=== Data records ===
▼

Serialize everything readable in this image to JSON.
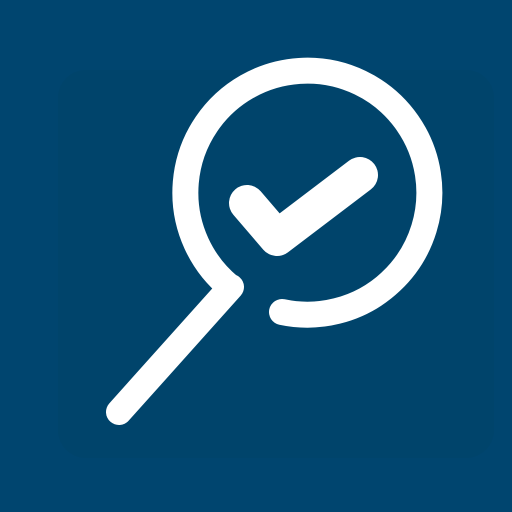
{
  "icon": {
    "name": "search-check-icon",
    "background_color": "#00456f",
    "glyph_color": "#ffffff"
  }
}
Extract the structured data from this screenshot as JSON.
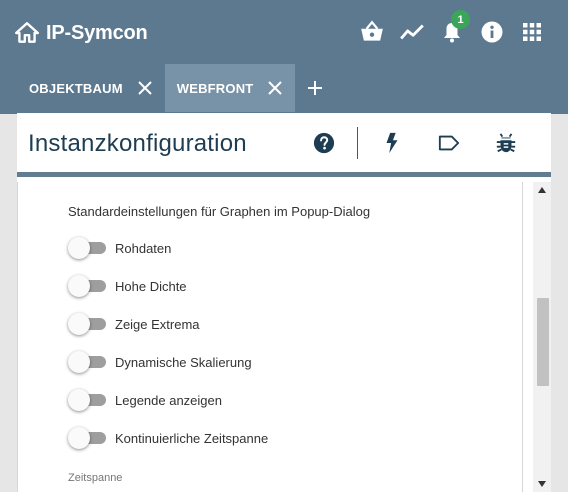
{
  "app": {
    "title": "IP-Symcon",
    "notification_count": "1"
  },
  "header_icons": [
    "basket-icon",
    "trend-icon",
    "bell-icon",
    "info-icon",
    "apps-grid-icon"
  ],
  "tabs": [
    {
      "label": "OBJEKTBAUM",
      "active": false
    },
    {
      "label": "WEBFRONT",
      "active": true
    }
  ],
  "dialog": {
    "title": "Instanzkonfiguration",
    "toolbar_icons": [
      "help-icon",
      "flash-icon",
      "tag-icon",
      "bug-icon"
    ],
    "section_label": "Standardeinstellungen für Graphen im Popup-Dialog",
    "toggles": [
      {
        "label": "Rohdaten",
        "on": false
      },
      {
        "label": "Hohe Dichte",
        "on": false
      },
      {
        "label": "Zeige Extrema",
        "on": false
      },
      {
        "label": "Dynamische Skalierung",
        "on": false
      },
      {
        "label": "Legende anzeigen",
        "on": false
      },
      {
        "label": "Kontinuierliche Zeitspanne",
        "on": false
      }
    ],
    "next_field_label": "Zeitspanne"
  },
  "colors": {
    "header_bg": "#5c7990",
    "active_tab_bg": "#7892a7",
    "badge": "#3ba559",
    "title_text": "#1e3d52"
  }
}
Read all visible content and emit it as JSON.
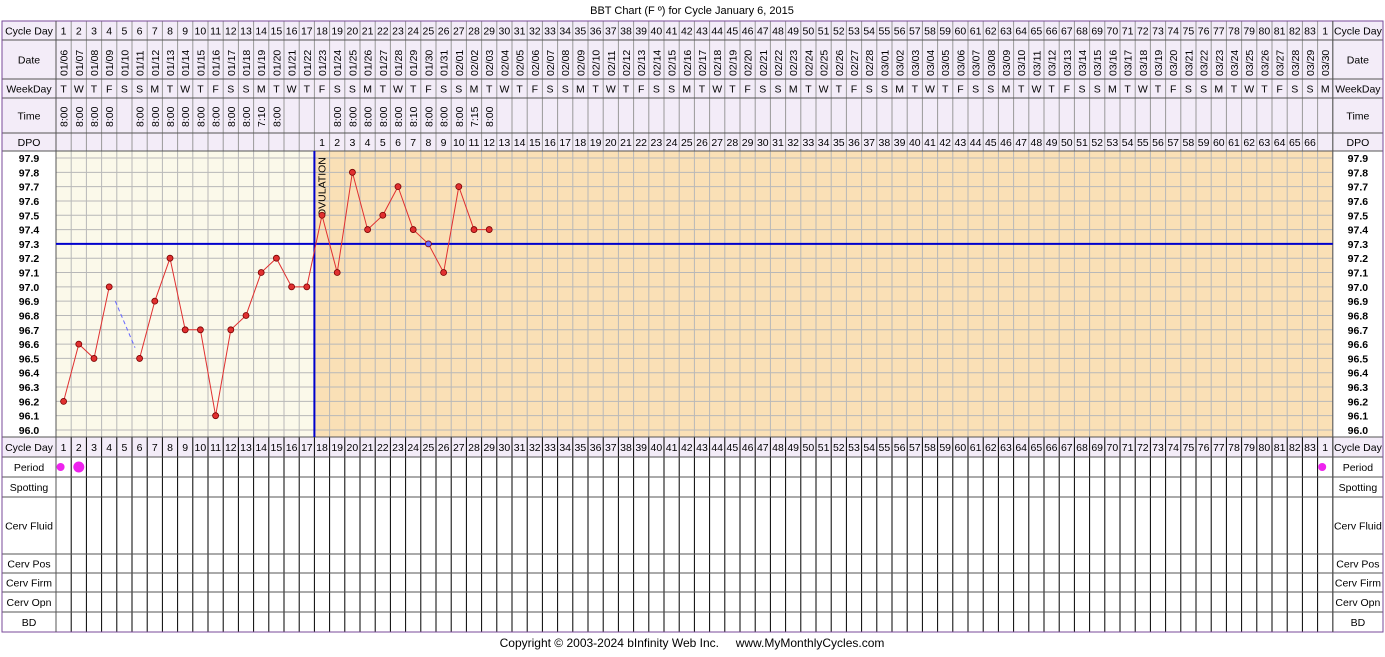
{
  "chart_data": {
    "type": "line",
    "title": "BBT Chart (F º) for Cycle January 6, 2015",
    "row_labels": {
      "cycle_day": "Cycle Day",
      "date": "Date",
      "weekday": "WeekDay",
      "time": "Time",
      "dpo": "DPO",
      "period": "Period",
      "spotting": "Spotting",
      "cerv_fluid": "Cerv Fluid",
      "cerv_pos": "Cerv Pos",
      "cerv_firm": "Cerv Firm",
      "cerv_opn": "Cerv Opn",
      "bd": "BD"
    },
    "cycle_days": [
      1,
      2,
      3,
      4,
      5,
      6,
      7,
      8,
      9,
      10,
      11,
      12,
      13,
      14,
      15,
      16,
      17,
      18,
      19,
      20,
      21,
      22,
      23,
      24,
      25,
      26,
      27,
      28,
      29,
      30,
      31,
      32,
      33,
      34,
      35,
      36,
      37,
      38,
      39,
      40,
      41,
      42,
      43,
      44,
      45,
      46,
      47,
      48,
      49,
      50,
      51,
      52,
      53,
      54,
      55,
      56,
      57,
      58,
      59,
      60,
      61,
      62,
      63,
      64,
      65,
      66,
      67,
      68,
      69,
      70,
      71,
      72,
      73,
      74,
      75,
      76,
      77,
      78,
      79,
      80,
      81,
      82,
      83,
      1
    ],
    "dates": [
      "01/06",
      "01/07",
      "01/08",
      "01/09",
      "01/10",
      "01/11",
      "01/12",
      "01/13",
      "01/14",
      "01/15",
      "01/16",
      "01/17",
      "01/18",
      "01/19",
      "01/20",
      "01/21",
      "01/22",
      "01/23",
      "01/24",
      "01/25",
      "01/26",
      "01/27",
      "01/28",
      "01/29",
      "01/30",
      "01/31",
      "02/01",
      "02/02",
      "02/03",
      "02/04",
      "02/05",
      "02/06",
      "02/07",
      "02/08",
      "02/09",
      "02/10",
      "02/11",
      "02/12",
      "02/13",
      "02/14",
      "02/15",
      "02/16",
      "02/17",
      "02/18",
      "02/19",
      "02/20",
      "02/21",
      "02/22",
      "02/23",
      "02/24",
      "02/25",
      "02/26",
      "02/27",
      "02/28",
      "03/01",
      "03/02",
      "03/03",
      "03/04",
      "03/05",
      "03/06",
      "03/07",
      "03/08",
      "03/09",
      "03/10",
      "03/11",
      "03/12",
      "03/13",
      "03/14",
      "03/15",
      "03/16",
      "03/17",
      "03/18",
      "03/19",
      "03/20",
      "03/21",
      "03/22",
      "03/23",
      "03/24",
      "03/25",
      "03/26",
      "03/27",
      "03/28",
      "03/29",
      "03/30"
    ],
    "weekdays": [
      "T",
      "W",
      "T",
      "F",
      "S",
      "S",
      "M",
      "T",
      "W",
      "T",
      "F",
      "S",
      "S",
      "M",
      "T",
      "W",
      "T",
      "F",
      "S",
      "S",
      "M",
      "T",
      "W",
      "T",
      "F",
      "S",
      "S",
      "M",
      "T",
      "W",
      "T",
      "F",
      "S",
      "S",
      "M",
      "T",
      "W",
      "T",
      "F",
      "S",
      "S",
      "M",
      "T",
      "W",
      "T",
      "F",
      "S",
      "S",
      "M",
      "T",
      "W",
      "T",
      "F",
      "S",
      "S",
      "M",
      "T",
      "W",
      "T",
      "F",
      "S",
      "S",
      "M",
      "T",
      "W",
      "T",
      "F",
      "S",
      "S",
      "M",
      "T",
      "W",
      "T",
      "F",
      "S",
      "S",
      "M",
      "T",
      "W",
      "T",
      "F",
      "S",
      "S",
      "M"
    ],
    "times": [
      "8:00",
      "8:00",
      "8:00",
      "8:00",
      "",
      "8:00",
      "8:00",
      "8:00",
      "8:00",
      "8:00",
      "8:00",
      "8:00",
      "8:00",
      "7:10",
      "8:00",
      "",
      "",
      "",
      "8:00",
      "8:00",
      "8:00",
      "8:00",
      "8:00",
      "8:10",
      "8:00",
      "8:00",
      "8:00",
      "7:15",
      "8:00"
    ],
    "dpo": [
      "",
      "",
      "",
      "",
      "",
      "",
      "",
      "",
      "",
      "",
      "",
      "",
      "",
      "",
      "",
      "",
      "",
      "1",
      "2",
      "3",
      "4",
      "5",
      "6",
      "7",
      "8",
      "9",
      "10",
      "11",
      "12",
      "13",
      "14",
      "15",
      "16",
      "17",
      "18",
      "19",
      "20",
      "21",
      "22",
      "23",
      "24",
      "25",
      "26",
      "27",
      "28",
      "29",
      "30",
      "31",
      "32",
      "33",
      "34",
      "35",
      "36",
      "37",
      "38",
      "39",
      "40",
      "41",
      "42",
      "43",
      "44",
      "45",
      "46",
      "47",
      "48",
      "49",
      "50",
      "51",
      "52",
      "53",
      "54",
      "55",
      "56",
      "57",
      "58",
      "59",
      "60",
      "61",
      "62",
      "63",
      "64",
      "65",
      "66",
      ""
    ],
    "temperatures": [
      96.2,
      96.6,
      96.5,
      97.0,
      null,
      96.5,
      96.9,
      97.2,
      96.7,
      96.7,
      96.1,
      96.7,
      96.8,
      97.1,
      97.2,
      97.0,
      97.0,
      97.5,
      97.1,
      97.8,
      97.4,
      97.5,
      97.7,
      97.4,
      97.3,
      97.1,
      97.7,
      97.4,
      97.4
    ],
    "discarded_days": [
      25
    ],
    "dashed_gap": [
      4,
      6
    ],
    "ylim": [
      96.0,
      97.9
    ],
    "y_ticks": [
      "97.9",
      "97.8",
      "97.7",
      "97.6",
      "97.5",
      "97.4",
      "97.3",
      "97.2",
      "97.1",
      "97.0",
      "96.9",
      "96.8",
      "96.7",
      "96.6",
      "96.5",
      "96.4",
      "96.3",
      "96.2",
      "96.1",
      "96.0"
    ],
    "coverline": 97.3,
    "ovulation_day": 17,
    "ovulation_label": "OVULATION",
    "period_days": [
      {
        "index": 1,
        "size": "small"
      },
      {
        "index": 2,
        "size": "large"
      },
      {
        "index": 84,
        "size": "small"
      }
    ],
    "colors": {
      "line": "#e03030",
      "coverline": "#0000cc",
      "ovulation": "#0000cc",
      "dot": "#e03030",
      "discarded_dot": "#6666ff",
      "period": "#ee22ee",
      "bg_follicular": "#fbf9ea",
      "bg_luteal": "#fae0b6",
      "header_bg": "#f3ecf8",
      "grid": "#b8b8b8",
      "border": "#7a4a9a"
    }
  },
  "footer": {
    "text": "Copyright © 2003-2024 bInfinity Web Inc.     www.MyMonthlyCycles.com"
  }
}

▲

=== Your task ===
Working from the listing above, pick out every line that has "JSON" and copy it.

=== Answer for this exercise ===
Serialize everything readable in this image to JSON.
Extract the structured data from this screenshot as JSON.
Read all visible content and emit it as JSON.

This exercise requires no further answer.